» **WRITTEN PROBLEM**
Return the lines below that carry the word "организации".

-------- RECORDS SHOWN

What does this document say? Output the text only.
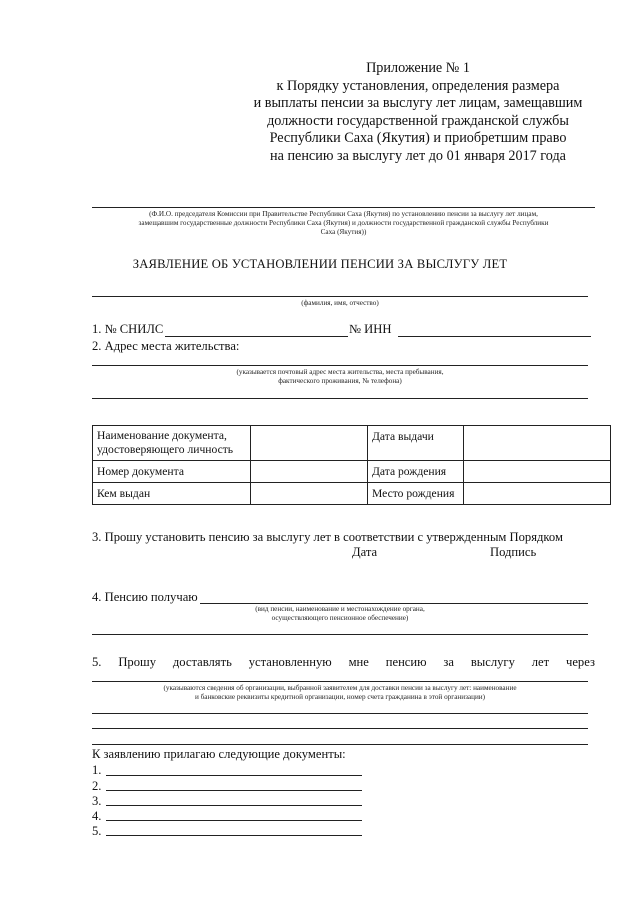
Приложение № 1
к Порядку установления, определения размера
и выплаты пенсии за выслугу лет лицам, замещавшим
должности государственной гражданской службы
Республики Саха (Якутия) и приобретшим право
на пенсию за выслугу лет до 01 января 2017 года
(Ф.И.О. председателя Комиссии при Правительстве Республики Саха (Якутия) по установлению пенсии за выслугу лет лицам,
замещавшим государственные должности Республики Саха (Якутия) и должности государственной гражданской службы Республики
Саха (Якутия))
ЗАЯВЛЕНИЕ ОБ УСТАНОВЛЕНИИ ПЕНСИИ ЗА ВЫСЛУГУ ЛЕТ
(фамилия, имя, отчество)
1. № СНИЛС	№ ИНН
2. Адрес места жительства:
(указывается почтовый адрес места жительства, места пребывания,
фактического проживания, № телефона)
Наименование документа, удостоверяющего личность		Дата выдачи	
Номер документа		Дата рождения	
Кем выдан		Место рождения	
3. Прошу установить пенсию за выслугу лет в соответствии с утвержденным Порядком
Дата	Подпись
4. Пенсию получаю
(вид пенсии, наименование и местонахождение органа,
осуществляющего пенсионное обеспечение)
5. Прошу доставлять установленную мне пенсию за выслугу лет через
(указываются сведения об организации, выбранной заявителем для доставки пенсии за выслугу лет: наименование
и банковские реквизиты кредитной организации, номер счета гражданина в этой организации)
К заявлению прилагаю следующие документы:
1.
2.
3.
4.
5.
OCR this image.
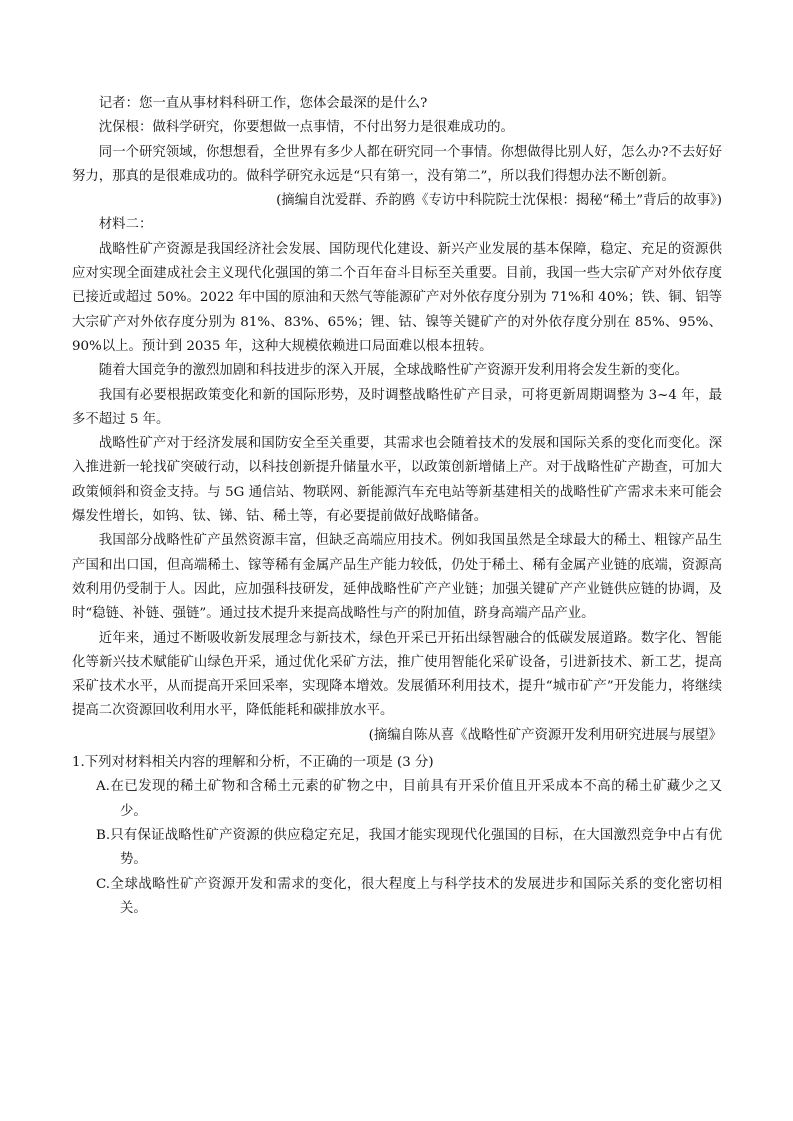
记者：您一直从事材料科研工作，您体会最深的是什么?

沈保根：做科学研究，你要想做一点事情，不付出努力是很难成功的。

同一个研究领域，你想想看，全世界有多少人都在研究同一个事情。你想做得比别人好，怎么办?不去好好努力，那真的是很难成功的。做科学研究永远是“只有第一，没有第二”，所以我们得想办法不断创新。

(摘编自沈爱群、乔韵鸥《专访中科院院士沈保根：揭秘“稀土”背后的故事》)

材料二：

战略性矿产资源是我国经济社会发展、国防现代化建设、新兴产业发展的基本保障，稳定、充足的资源供应对实现全面建成社会主义现代化强国的第二个百年奋斗目标至关重要。目前，我国一些大宗矿产对外依存度已接近或超过 50%。2022 年中国的原油和天然气等能源矿产对外依存度分别为 71%和 40%；铁、铜、铝等大宗矿产对外依存度分别为 81%、83%、65%；锂、钴、镍等关键矿产的对外依存度分别在 85%、95%、90%以上。预计到 2035 年，这种大规模依赖进口局面难以根本扭转。

随着大国竞争的激烈加剧和科技进步的深入开展，全球战略性矿产资源开发利用将会发生新的变化。

我国有必要根据政策变化和新的国际形势，及时调整战略性矿产目录，可将更新周期调整为 3~4 年，最多不超过 5 年。

战略性矿产对于经济发展和国防安全至关重要，其需求也会随着技术的发展和国际关系的变化而变化。深入推进新一轮找矿突破行动，以科技创新提升储量水平，以政策创新增储上产。对于战略性矿产勘查，可加大政策倾斜和资金支持。与 5G 通信站、物联网、新能源汽车充电站等新基建相关的战略性矿产需求未来可能会爆发性增长，如钨、钛、锑、钴、稀土等，有必要提前做好战略储备。

我国部分战略性矿产虽然资源丰富，但缺乏高端应用技术。例如我国虽然是全球最大的稀土、粗镓产品生产国和出口国，但高端稀土、镓等稀有金属产品生产能力较低，仍处于稀土、稀有金属产业链的底端，资源高效利用仍受制于人。因此，应加强科技研发，延伸战略性矿产产业链；加强关键矿产产业链供应链的协调，及时“稳链、补链、强链”。通过技术提升来提高战略性与产的附加值，跻身高端产品产业。

近年来，通过不断吸收新发展理念与新技术，绿色开采已开拓出绿智融合的低碳发展道路。数字化、智能化等新兴技术赋能矿山绿色开采，通过优化采矿方法，推广使用智能化采矿设备，引进新技术、新工艺，提高采矿技术水平，从而提高开采回采率，实现降本增效。发展循环利用技术，提升“城市矿产”开发能力，将继续提高二次资源回收利用水平，降低能耗和碳排放水平。

(摘编自陈从喜《战略性矿产资源开发利用研究进展与展望》

1.下列对材料相关内容的理解和分析，不正确的一项是 (3 分)

A.在已发现的稀土矿物和含稀土元素的矿物之中，目前具有开采价值且开采成本不高的稀土矿藏少之又少。

B.只有保证战略性矿产资源的供应稳定充足，我国才能实现现代化强国的目标，在大国激烈竞争中占有优势。

C.全球战略性矿产资源开发和需求的变化，很大程度上与科学技术的发展进步和国际关系的变化密切相关。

----------------

» **ANSWER FOR THIS EXERCISE**
(указываются сведения об организации, выбранной заявителем для доставки пенсии за выслугу лет: наименование
и банковские реквизиты кредитной организации, номер счета гражданина в этой организации)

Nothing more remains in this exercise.